** START **

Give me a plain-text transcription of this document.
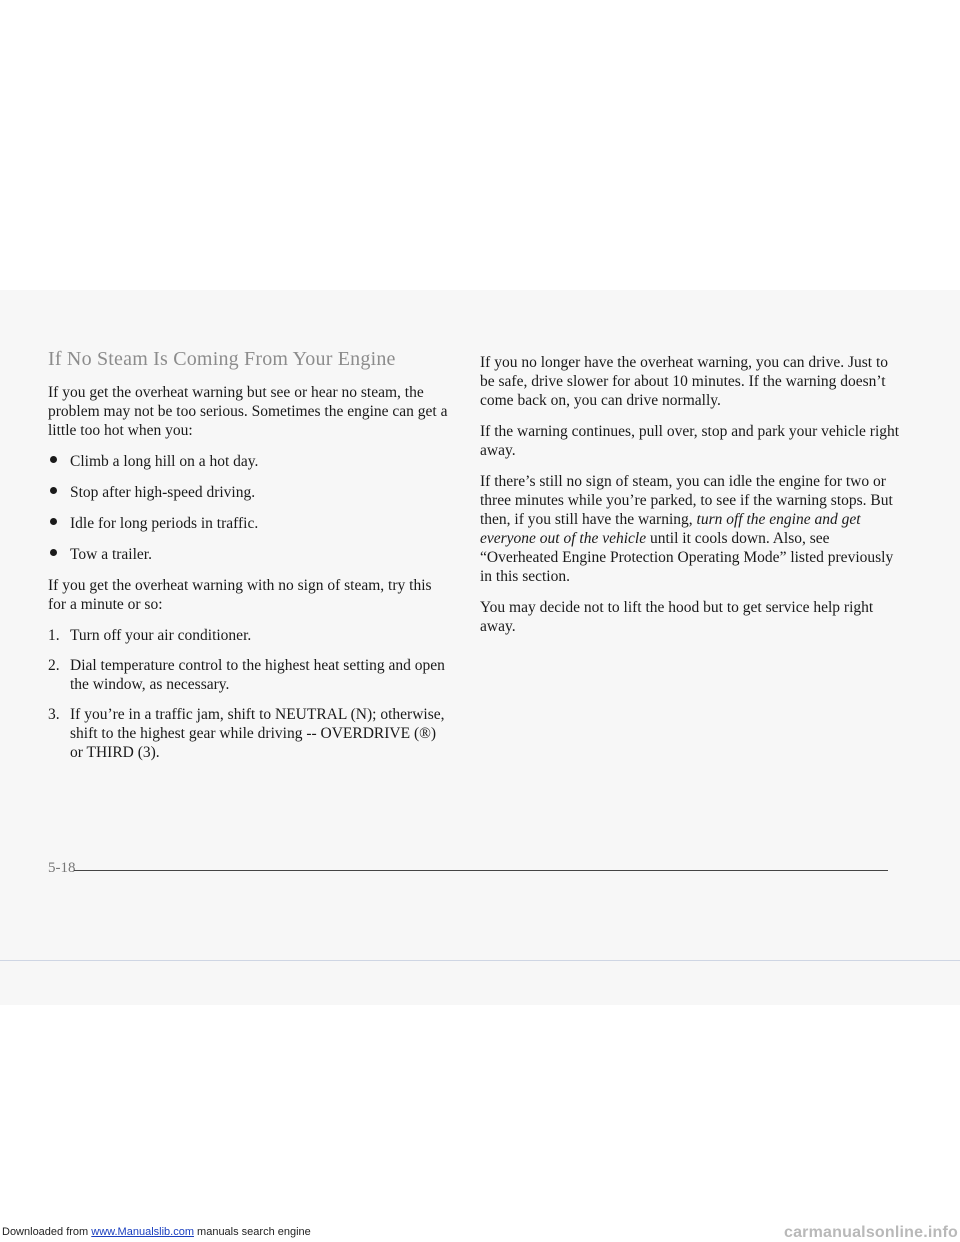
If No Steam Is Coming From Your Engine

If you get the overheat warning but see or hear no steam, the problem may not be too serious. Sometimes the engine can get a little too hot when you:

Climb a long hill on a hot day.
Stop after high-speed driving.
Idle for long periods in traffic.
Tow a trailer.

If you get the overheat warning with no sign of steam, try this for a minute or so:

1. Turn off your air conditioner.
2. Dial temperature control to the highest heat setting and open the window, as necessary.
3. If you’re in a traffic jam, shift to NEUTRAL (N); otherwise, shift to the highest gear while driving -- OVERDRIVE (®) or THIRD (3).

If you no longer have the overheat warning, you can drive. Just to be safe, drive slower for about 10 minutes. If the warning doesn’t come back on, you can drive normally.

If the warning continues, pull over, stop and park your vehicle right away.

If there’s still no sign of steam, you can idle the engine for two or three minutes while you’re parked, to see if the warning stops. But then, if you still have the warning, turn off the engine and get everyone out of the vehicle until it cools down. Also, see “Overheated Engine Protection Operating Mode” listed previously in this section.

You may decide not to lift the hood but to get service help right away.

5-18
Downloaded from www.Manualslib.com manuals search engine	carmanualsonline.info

** END **

[What is expected]: All preceding records should be duplicated verbatim, images excepted.

[Finished answer]:
Give me a plain-text transcription of this document.
If No Steam Is Coming From Your Engine

If you get the overheat warning but see or hear no steam, the problem may not be too serious. Sometimes the engine can get a little too hot when you:

Climb a long hill on a hot day.
Stop after high-speed driving.
Idle for long periods in traffic.
Tow a trailer.

If you get the overheat warning with no sign of steam, try this for a minute or so:

1. Turn off your air conditioner.
2. Dial temperature control to the highest heat setting and open the window, as necessary.
3. If you’re in a traffic jam, shift to NEUTRAL (N); otherwise, shift to the highest gear while driving -- OVERDRIVE (®) or THIRD (3).

If you no longer have the overheat warning, you can drive. Just to be safe, drive slower for about 10 minutes. If the warning doesn’t come back on, you can drive normally.

If the warning continues, pull over, stop and park your vehicle right away.

If there’s still no sign of steam, you can idle the engine for two or three minutes while you’re parked, to see if the warning stops. But then, if you still have the warning, turn off the engine and get everyone out of the vehicle until it cools down. Also, see “Overheated Engine Protection Operating Mode” listed previously in this section.

You may decide not to lift the hood but to get service help right away.

5-18
Downloaded from www.Manualslib.com manuals search engine	carmanualsonline.info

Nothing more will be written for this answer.